* _Exercise brief_:
Return all the entries exactly, keeping pictures out.

════════

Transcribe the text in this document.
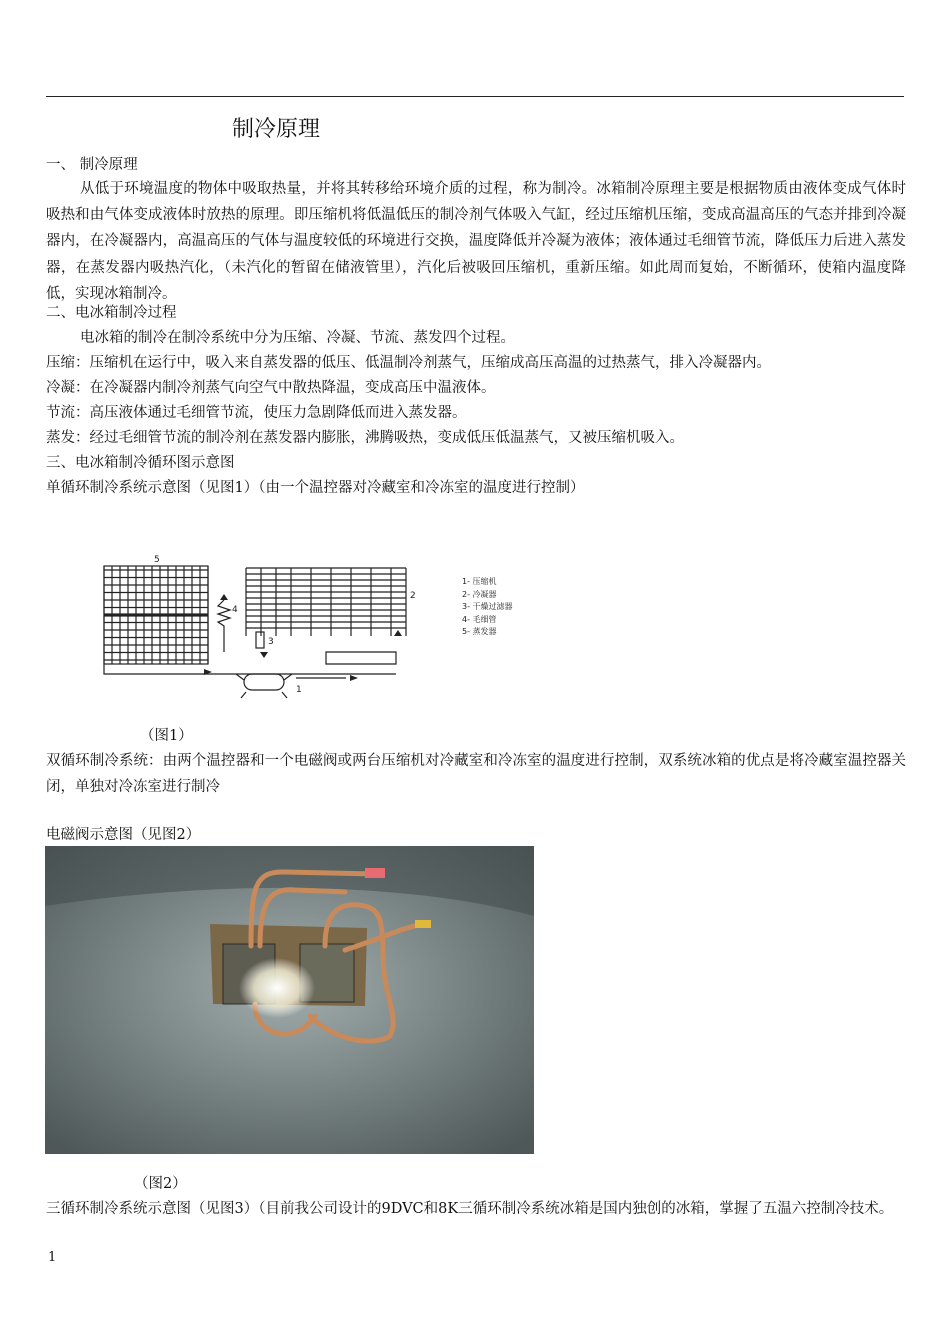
制冷原理
一、 制冷原理
从低于环境温度的物体中吸取热量，并将其转移给环境介质的过程，称为制冷。冰箱制冷原理主要是根据物质由液体变成气体时吸热和由气体变成液体时放热的原理。即压缩机将低温低压的制冷剂气体吸入气缸，经过压缩机压缩，变成高温高压的气态并排到冷凝器内，在冷凝器内，高温高压的气体与温度较低的环境进行交换，温度降低并冷凝为液体；液体通过毛细管节流，降低压力后进入蒸发器，在蒸发器内吸热汽化，（未汽化的暂留在储液管里），汽化后被吸回压缩机，重新压缩。如此周而复始，不断循环，使箱内温度降低，实现冰箱制冷。
二、电冰箱制冷过程
电冰箱的制冷在制冷系统中分为压缩、冷凝、节流、蒸发四个过程。
压缩：压缩机在运行中，吸入来自蒸发器的低压、低温制冷剂蒸气，压缩成高压高温的过热蒸气，排入冷凝器内。
冷凝：在冷凝器内制冷剂蒸气向空气中散热降温，变成高压中温液体。
节流：高压液体通过毛细管节流，使压力急剧降低而进入蒸发器。
蒸发：经过毛细管节流的制冷剂在蒸发器内膨胀，沸腾吸热，变成低压低温蒸气，又被压缩机吸入。
三、电冰箱制冷循环图示意图
单循环制冷系统示意图（见图1）（由一个温控器对冷藏室和冷冻室的温度进行控制）
5
2
4
3
1
1- 压缩机
2- 冷凝器
3- 干燥过滤器
4- 毛细管
5- 蒸发器
（图1）
双循环制冷系统：由两个温控器和一个电磁阀或两台压缩机对冷藏室和冷冻室的温度进行控制，双系统冰箱的优点是将冷藏室温控器关闭，单独对冷冻室进行制冷
电磁阀示意图（见图2）
（图2）
三循环制冷系统示意图（见图3）（目前我公司设计的9DVC和8K三循环制冷系统冰箱是国内独创的冰箱，掌握了五温六控制冷技术。
1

════════

* _Task solution_:
Transcribe the text in this document.
制冷原理
一、 制冷原理
从低于环境温度的物体中吸取热量，并将其转移给环境介质的过程，称为制冷。冰箱制冷原理主要是根据物质由液体变成气体时吸热和由气体变成液体时放热的原理。即压缩机将低温低压的制冷剂气体吸入气缸，经过压缩机压缩，变成高温高压的气态并排到冷凝器内，在冷凝器内，高温高压的气体与温度较低的环境进行交换，温度降低并冷凝为液体；液体通过毛细管节流，降低压力后进入蒸发器，在蒸发器内吸热汽化，（未汽化的暂留在储液管里），汽化后被吸回压缩机，重新压缩。如此周而复始，不断循环，使箱内温度降低，实现冰箱制冷。
二、电冰箱制冷过程
电冰箱的制冷在制冷系统中分为压缩、冷凝、节流、蒸发四个过程。
压缩：压缩机在运行中，吸入来自蒸发器的低压、低温制冷剂蒸气，压缩成高压高温的过热蒸气，排入冷凝器内。
冷凝：在冷凝器内制冷剂蒸气向空气中散热降温，变成高压中温液体。
节流：高压液体通过毛细管节流，使压力急剧降低而进入蒸发器。
蒸发：经过毛细管节流的制冷剂在蒸发器内膨胀，沸腾吸热，变成低压低温蒸气，又被压缩机吸入。
三、电冰箱制冷循环图示意图
单循环制冷系统示意图（见图1）（由一个温控器对冷藏室和冷冻室的温度进行控制）
5
2
4
3
1
1- 压缩机
2- 冷凝器
3- 干燥过滤器
4- 毛细管
5- 蒸发器
（图1）
双循环制冷系统：由两个温控器和一个电磁阀或两台压缩机对冷藏室和冷冻室的温度进行控制，双系统冰箱的优点是将冷藏室温控器关闭，单独对冷冻室进行制冷
电磁阀示意图（见图2）
（图2）
三循环制冷系统示意图（见图3）（目前我公司设计的9DVC和8K三循环制冷系统冰箱是国内独创的冰箱，掌握了五温六控制冷技术。
1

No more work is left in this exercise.